## Dataset excerpts
-- -- --

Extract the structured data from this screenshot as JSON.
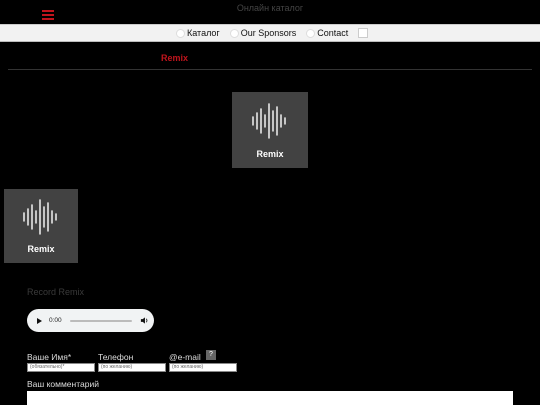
{
  "header": {
    "site_title": "Онлайн каталог"
  },
  "nav": {
    "items": [
      {
        "label": "Каталог"
      },
      {
        "label": "Our Sponsors"
      },
      {
        "label": "Contact"
      }
    ]
  },
  "section": {
    "title": "Remix"
  },
  "tiles": [
    {
      "label": "Remix"
    },
    {
      "label": "Remix"
    }
  ],
  "record": {
    "title": "Record Remix"
  },
  "player": {
    "time": "0:00",
    "progress": 0
  },
  "form": {
    "name_label": "Ваше Имя*",
    "name_placeholder": "(обязательно)*",
    "phone_label": "Телефон",
    "phone_placeholder": "(по желанию)",
    "email_label": "@e-mail",
    "email_placeholder": "(по желанию)",
    "help_label": "?",
    "comment_label": "Ваш комментарий"
  },
  "colors": {
    "accent": "#c0141c",
    "tile": "#424242",
    "nav_bg": "#f2f2f2"
  }
}
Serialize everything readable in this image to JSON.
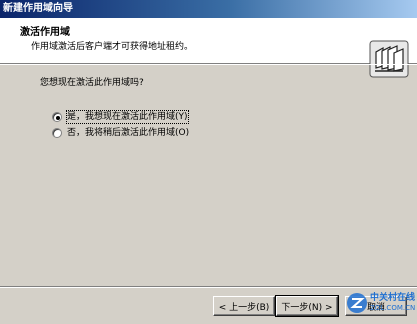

-- -- --

## What the exercise asks
Leave out the pictures and return every record word for word.

## Final result
Extract the structured data from this screenshot as JSON.
{
  "header": {
    "site_title": "Онлайн каталог"
  },
  "nav": {
    "items": [
      {
        "label": "Каталог"
      },
      {
        "label": "Our Sponsors"
      },
      {
        "label": "Contact"
      }
    ]
  },
  "section": {
    "title": "Remix"
  },
  "tiles": [
    {
      "label": "Remix"
    },
    {
      "label": "Remix"
    }
  ],
  "record": {
    "title": "Record Remix"
  },
  "player": {
    "time": "0:00",
    "progress": 0
  },
  "form": {
    "name_label": "Ваше Имя*",
    "name_placeholder": "(обязательно)*",
    "phone_label": "Телефон",
    "phone_placeholder": "(по желанию)",
    "email_label": "@e-mail",
    "email_placeholder": "(по желанию)",
    "help_label": "?",
    "comment_label": "Ваш комментарий"
  },
  "colors": {
    "accent": "#c0141c",
    "tile": "#424242",
    "nav_bg": "#f2f2f2"
  }
}
Serialize everything readable in this image to JSON.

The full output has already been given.